▸ **The task**
Gather every line of the entries that includes the word "title".

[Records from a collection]
--- begin ---
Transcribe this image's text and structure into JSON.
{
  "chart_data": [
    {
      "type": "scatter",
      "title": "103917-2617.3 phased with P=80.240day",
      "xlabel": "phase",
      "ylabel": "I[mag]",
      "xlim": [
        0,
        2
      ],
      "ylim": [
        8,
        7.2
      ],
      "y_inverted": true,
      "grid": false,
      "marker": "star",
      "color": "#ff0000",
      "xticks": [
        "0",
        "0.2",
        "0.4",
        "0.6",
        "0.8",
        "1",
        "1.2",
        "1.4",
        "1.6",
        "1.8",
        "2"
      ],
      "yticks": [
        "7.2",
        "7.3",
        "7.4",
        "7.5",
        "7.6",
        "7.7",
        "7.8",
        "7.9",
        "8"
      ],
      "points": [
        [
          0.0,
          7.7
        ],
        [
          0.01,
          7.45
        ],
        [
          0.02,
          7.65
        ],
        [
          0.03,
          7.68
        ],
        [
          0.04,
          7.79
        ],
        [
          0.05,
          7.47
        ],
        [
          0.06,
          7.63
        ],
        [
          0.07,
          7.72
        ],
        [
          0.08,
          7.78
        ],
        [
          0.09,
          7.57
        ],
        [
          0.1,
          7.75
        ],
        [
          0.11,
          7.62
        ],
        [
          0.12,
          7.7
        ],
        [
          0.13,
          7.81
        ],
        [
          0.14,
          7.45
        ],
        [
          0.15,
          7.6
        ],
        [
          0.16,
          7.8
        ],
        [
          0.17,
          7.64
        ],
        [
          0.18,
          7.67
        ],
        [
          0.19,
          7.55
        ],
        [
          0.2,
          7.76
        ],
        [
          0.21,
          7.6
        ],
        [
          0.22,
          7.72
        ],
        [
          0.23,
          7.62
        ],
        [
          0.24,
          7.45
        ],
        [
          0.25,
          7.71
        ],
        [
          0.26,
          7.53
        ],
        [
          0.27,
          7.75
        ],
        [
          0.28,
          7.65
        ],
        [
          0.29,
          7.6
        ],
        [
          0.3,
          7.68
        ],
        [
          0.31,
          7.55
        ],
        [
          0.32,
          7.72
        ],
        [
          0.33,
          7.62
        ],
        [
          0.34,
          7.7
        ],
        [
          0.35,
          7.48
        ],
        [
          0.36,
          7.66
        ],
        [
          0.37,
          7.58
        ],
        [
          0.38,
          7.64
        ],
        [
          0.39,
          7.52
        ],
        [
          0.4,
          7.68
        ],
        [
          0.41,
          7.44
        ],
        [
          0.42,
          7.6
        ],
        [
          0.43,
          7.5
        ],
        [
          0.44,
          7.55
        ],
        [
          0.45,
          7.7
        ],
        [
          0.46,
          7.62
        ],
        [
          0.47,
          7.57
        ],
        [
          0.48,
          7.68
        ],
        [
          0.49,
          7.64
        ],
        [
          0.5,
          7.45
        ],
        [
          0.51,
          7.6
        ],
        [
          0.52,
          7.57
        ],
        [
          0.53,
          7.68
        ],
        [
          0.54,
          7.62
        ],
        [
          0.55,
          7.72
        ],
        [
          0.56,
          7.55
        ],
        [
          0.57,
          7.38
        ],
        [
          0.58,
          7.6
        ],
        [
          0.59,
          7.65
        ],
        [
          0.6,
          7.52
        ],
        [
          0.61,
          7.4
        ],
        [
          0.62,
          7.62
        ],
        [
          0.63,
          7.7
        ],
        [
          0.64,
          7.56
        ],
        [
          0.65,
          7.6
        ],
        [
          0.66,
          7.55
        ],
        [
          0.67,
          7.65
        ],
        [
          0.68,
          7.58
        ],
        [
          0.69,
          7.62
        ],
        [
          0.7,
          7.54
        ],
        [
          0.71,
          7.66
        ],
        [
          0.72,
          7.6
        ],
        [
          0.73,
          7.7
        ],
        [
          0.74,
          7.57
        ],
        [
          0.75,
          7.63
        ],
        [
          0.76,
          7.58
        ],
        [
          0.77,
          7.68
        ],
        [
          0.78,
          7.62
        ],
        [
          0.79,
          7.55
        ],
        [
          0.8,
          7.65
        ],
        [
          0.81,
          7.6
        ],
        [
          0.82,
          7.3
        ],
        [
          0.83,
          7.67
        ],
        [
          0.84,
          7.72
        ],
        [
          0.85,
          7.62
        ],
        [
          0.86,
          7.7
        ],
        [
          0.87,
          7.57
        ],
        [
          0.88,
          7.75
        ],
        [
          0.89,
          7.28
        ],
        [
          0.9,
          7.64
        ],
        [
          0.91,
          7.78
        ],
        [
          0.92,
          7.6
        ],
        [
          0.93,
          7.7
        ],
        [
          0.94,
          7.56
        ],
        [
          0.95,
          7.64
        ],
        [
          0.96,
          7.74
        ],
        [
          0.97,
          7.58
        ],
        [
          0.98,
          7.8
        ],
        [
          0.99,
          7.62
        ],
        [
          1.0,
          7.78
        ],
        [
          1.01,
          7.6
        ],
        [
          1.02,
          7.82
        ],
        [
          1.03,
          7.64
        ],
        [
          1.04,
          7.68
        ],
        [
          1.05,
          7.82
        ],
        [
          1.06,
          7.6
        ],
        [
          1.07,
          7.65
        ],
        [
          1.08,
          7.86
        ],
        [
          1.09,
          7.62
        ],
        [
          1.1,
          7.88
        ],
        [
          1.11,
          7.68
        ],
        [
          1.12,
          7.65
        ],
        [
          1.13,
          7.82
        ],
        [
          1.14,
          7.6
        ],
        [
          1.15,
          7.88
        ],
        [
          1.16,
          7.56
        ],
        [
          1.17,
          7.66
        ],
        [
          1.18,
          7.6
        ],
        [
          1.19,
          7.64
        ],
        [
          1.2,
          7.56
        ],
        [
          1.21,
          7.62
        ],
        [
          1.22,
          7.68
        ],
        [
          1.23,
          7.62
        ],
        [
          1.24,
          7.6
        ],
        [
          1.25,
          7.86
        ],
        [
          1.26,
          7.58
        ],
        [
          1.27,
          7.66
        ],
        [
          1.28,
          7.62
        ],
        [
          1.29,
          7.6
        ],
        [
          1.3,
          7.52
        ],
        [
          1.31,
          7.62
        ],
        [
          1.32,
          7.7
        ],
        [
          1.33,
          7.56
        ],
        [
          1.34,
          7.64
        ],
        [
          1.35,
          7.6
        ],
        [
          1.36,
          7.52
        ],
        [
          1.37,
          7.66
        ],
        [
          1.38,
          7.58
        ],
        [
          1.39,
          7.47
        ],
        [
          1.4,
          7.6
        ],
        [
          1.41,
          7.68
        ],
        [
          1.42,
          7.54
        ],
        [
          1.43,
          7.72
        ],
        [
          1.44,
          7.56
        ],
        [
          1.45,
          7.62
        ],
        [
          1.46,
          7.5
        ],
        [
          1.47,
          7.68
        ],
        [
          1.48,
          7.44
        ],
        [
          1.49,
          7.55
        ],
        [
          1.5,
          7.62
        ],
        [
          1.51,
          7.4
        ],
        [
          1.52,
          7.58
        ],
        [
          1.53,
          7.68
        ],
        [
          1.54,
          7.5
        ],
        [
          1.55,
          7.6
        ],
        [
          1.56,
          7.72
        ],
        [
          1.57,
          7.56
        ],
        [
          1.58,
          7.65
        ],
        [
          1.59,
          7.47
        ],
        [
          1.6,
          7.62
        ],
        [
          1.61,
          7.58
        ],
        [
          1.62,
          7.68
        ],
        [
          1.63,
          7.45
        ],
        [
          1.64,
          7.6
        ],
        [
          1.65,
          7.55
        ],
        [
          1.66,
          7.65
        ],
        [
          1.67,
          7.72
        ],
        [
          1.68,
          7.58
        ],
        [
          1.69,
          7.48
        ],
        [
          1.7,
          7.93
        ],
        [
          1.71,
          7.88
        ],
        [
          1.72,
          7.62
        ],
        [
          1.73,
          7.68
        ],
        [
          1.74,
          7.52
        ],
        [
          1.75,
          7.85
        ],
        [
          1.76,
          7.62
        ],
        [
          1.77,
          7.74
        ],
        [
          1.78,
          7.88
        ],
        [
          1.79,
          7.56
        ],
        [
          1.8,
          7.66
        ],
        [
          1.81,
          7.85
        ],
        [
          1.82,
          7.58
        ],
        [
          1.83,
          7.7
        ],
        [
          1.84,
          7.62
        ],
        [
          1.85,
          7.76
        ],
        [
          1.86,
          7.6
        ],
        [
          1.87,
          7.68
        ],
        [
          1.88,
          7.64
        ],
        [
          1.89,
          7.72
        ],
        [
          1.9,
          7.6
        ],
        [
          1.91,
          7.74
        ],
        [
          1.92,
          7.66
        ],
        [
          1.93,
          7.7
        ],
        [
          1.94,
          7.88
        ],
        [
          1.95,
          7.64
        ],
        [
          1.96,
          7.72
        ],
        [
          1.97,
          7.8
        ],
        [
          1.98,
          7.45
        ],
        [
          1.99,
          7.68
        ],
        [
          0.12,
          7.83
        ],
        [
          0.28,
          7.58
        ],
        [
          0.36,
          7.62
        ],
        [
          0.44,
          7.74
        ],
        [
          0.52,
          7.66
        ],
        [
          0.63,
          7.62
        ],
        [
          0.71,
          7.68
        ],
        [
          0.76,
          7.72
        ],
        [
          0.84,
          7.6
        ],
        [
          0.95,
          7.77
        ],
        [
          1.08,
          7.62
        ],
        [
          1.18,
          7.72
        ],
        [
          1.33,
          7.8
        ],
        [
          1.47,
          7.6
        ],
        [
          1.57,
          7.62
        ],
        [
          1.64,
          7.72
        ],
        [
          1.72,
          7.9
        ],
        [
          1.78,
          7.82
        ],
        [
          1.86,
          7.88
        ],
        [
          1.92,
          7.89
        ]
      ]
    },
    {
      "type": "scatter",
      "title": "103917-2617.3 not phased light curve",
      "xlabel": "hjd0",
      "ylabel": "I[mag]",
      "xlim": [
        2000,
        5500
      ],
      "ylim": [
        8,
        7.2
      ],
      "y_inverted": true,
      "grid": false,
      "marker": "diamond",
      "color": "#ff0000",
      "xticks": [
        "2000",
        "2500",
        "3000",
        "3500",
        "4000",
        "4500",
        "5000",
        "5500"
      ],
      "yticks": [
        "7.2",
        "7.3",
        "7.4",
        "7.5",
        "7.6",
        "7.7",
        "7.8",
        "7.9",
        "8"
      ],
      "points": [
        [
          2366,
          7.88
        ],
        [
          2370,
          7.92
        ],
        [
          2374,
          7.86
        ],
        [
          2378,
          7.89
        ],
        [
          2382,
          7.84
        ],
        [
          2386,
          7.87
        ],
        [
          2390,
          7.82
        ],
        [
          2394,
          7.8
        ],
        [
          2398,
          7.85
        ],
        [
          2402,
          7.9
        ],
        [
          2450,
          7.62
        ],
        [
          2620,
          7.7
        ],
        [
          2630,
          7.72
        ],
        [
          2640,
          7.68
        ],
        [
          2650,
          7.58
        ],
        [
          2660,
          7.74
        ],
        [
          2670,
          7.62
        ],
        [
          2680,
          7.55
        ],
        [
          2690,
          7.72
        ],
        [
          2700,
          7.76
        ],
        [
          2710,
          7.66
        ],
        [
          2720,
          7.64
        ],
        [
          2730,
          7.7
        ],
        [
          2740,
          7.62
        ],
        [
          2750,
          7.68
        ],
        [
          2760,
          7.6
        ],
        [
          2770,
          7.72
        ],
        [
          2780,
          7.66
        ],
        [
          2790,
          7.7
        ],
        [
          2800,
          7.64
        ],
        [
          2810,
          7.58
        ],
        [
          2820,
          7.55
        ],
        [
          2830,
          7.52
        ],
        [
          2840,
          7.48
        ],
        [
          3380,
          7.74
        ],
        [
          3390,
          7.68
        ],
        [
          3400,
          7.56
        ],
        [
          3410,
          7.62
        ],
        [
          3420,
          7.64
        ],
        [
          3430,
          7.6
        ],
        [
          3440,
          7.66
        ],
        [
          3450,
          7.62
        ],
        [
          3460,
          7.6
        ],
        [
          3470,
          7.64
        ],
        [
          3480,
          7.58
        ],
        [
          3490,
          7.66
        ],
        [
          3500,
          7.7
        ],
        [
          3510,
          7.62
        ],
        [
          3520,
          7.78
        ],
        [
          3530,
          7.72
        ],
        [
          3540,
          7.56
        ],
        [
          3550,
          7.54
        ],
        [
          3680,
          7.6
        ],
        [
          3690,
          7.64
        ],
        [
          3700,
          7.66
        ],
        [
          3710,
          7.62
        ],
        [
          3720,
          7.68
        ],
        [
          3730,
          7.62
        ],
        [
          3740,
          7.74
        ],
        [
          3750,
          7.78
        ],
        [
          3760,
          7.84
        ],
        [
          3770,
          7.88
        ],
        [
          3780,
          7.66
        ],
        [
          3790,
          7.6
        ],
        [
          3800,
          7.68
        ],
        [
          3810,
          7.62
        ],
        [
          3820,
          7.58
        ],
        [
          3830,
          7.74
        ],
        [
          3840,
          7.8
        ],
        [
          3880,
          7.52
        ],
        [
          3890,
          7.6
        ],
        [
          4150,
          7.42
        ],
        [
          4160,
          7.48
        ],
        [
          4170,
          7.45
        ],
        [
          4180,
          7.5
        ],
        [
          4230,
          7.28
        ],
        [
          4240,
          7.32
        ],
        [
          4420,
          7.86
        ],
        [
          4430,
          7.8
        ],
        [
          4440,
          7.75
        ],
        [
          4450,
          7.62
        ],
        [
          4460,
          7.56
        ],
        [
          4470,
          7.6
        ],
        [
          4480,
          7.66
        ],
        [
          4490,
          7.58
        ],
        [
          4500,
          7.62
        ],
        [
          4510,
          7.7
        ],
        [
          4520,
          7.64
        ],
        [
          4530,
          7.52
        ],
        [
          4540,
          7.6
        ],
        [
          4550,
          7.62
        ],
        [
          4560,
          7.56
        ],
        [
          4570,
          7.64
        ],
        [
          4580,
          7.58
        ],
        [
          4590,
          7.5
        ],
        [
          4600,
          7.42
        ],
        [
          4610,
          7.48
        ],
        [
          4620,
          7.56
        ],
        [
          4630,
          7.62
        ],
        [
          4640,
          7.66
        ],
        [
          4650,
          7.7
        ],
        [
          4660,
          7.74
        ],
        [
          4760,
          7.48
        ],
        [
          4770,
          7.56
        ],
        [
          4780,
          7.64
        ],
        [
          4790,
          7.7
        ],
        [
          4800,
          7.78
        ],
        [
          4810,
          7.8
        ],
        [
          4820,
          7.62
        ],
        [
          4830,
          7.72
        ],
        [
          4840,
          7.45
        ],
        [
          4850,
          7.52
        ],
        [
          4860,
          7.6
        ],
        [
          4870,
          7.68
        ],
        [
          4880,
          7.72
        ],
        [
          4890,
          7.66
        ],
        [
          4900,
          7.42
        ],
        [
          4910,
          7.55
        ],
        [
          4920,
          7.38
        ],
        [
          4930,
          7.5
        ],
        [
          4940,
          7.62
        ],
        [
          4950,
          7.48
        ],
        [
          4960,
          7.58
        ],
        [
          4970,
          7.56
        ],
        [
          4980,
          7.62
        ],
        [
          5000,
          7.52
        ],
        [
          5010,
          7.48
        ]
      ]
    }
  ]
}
--- end ---
▸ **Solution**
      "title": "103917-2617.3 phased with P=80.240day",
      "title": "103917-2617.3 not phased light curve",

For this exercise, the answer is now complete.